Start LISTING

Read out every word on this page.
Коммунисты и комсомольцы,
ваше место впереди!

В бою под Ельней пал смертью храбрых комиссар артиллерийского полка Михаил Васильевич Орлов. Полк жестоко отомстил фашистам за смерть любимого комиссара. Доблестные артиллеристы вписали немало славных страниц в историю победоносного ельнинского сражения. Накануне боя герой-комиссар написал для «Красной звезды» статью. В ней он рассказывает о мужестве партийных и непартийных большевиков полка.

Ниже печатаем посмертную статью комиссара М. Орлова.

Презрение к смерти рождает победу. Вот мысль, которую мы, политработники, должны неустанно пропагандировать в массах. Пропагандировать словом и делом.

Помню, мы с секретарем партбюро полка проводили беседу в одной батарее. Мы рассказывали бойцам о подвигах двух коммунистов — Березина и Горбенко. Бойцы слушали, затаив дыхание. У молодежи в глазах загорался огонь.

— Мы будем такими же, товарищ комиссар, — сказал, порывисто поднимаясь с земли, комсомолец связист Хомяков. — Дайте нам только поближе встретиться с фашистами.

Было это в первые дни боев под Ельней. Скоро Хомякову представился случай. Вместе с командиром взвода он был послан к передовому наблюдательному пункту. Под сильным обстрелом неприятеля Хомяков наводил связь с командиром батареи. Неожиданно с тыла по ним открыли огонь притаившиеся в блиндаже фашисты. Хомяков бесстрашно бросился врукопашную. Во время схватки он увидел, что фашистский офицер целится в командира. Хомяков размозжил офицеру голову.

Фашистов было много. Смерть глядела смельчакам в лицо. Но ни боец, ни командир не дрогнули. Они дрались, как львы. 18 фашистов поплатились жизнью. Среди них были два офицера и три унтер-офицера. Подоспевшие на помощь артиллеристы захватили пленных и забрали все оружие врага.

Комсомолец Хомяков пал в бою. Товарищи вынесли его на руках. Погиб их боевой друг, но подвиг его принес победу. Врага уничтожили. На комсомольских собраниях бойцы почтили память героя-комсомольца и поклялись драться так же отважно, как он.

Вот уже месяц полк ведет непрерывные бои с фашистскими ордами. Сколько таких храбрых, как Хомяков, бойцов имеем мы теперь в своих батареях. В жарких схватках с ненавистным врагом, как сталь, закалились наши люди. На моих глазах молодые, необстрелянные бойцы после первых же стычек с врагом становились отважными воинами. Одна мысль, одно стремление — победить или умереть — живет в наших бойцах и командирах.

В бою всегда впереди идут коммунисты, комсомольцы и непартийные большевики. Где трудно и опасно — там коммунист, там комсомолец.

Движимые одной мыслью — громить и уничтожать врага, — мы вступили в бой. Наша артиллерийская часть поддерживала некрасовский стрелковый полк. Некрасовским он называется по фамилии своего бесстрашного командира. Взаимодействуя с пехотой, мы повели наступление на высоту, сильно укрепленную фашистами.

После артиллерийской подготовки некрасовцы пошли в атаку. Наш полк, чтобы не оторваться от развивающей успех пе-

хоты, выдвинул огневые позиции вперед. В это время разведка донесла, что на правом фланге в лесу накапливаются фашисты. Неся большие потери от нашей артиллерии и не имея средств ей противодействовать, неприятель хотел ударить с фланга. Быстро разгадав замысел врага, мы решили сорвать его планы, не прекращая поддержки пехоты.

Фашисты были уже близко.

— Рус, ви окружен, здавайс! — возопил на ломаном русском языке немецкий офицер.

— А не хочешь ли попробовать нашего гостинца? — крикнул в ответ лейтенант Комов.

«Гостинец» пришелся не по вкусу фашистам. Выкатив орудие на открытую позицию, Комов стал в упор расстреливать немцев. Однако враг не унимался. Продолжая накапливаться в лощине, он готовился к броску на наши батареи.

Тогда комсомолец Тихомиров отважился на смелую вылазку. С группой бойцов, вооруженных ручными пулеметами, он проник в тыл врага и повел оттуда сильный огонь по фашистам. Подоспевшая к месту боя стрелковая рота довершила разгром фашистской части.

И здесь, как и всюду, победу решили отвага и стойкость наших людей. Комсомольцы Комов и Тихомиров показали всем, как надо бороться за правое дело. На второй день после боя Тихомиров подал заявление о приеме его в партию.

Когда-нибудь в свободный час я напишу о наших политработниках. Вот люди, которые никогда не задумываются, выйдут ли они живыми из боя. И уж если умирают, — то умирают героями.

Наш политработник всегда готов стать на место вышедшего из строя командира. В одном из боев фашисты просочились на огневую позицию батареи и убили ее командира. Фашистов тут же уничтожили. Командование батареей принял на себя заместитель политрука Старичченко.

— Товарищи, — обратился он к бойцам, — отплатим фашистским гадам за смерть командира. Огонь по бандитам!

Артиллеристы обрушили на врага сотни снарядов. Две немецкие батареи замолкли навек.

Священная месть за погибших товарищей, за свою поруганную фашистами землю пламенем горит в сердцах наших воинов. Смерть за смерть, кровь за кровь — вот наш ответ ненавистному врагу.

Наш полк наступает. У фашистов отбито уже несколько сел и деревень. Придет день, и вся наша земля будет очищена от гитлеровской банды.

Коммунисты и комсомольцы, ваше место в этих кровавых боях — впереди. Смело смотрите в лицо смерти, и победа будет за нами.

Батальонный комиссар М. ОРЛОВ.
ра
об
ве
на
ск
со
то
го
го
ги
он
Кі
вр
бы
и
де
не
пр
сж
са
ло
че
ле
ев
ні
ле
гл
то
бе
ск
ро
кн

End LISTING
Start LISTING

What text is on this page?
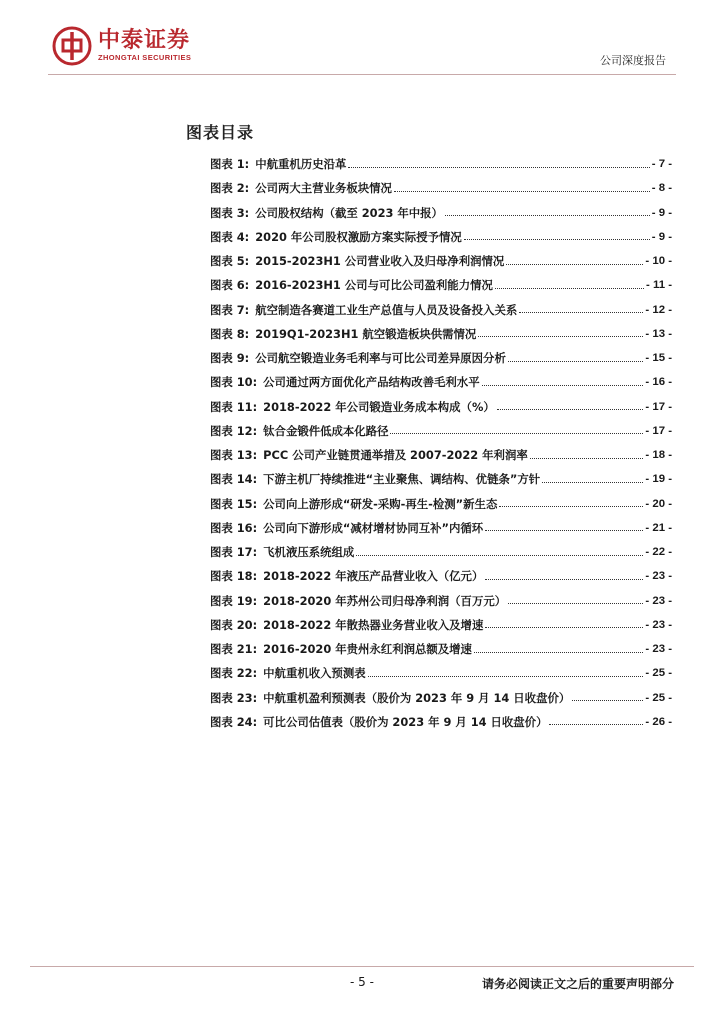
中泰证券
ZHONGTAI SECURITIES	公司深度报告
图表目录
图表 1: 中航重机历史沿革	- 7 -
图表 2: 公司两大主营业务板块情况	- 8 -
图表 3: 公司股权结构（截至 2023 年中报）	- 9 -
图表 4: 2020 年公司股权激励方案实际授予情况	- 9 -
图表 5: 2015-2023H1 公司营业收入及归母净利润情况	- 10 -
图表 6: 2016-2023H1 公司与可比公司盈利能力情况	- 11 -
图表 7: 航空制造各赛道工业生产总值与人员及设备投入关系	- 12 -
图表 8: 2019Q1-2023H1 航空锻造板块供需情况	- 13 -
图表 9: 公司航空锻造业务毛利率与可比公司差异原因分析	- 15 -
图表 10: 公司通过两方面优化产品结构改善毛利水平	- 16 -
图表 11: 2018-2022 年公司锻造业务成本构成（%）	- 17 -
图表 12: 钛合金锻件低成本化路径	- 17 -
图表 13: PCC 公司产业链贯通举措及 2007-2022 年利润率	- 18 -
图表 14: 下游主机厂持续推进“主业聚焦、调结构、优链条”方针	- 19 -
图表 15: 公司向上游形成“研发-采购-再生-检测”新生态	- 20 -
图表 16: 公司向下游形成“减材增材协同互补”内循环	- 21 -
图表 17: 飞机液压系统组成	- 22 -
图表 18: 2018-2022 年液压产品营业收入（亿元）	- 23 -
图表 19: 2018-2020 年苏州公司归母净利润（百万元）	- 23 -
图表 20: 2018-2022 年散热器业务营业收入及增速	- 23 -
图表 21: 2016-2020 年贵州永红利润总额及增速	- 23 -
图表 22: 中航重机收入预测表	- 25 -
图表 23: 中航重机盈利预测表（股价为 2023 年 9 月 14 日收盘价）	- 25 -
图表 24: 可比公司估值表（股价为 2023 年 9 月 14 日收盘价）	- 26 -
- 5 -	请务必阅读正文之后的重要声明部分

End LISTING

Which lines of the data include "были"? Copy each of them.

» RIGHT ANSWER:
Фашистов было много. Смерть глядела смельчакам в лицо. Но ни боец, ни командир не дрогнули. Они дрались, как львы. 18 фашистов поплатились жизнью. Среди них были два офицера и три унтер-офицера. Подоспевшие на помощь артиллеристы захватили пленных и забрали все оружие врага.
Фашисты были уже близко.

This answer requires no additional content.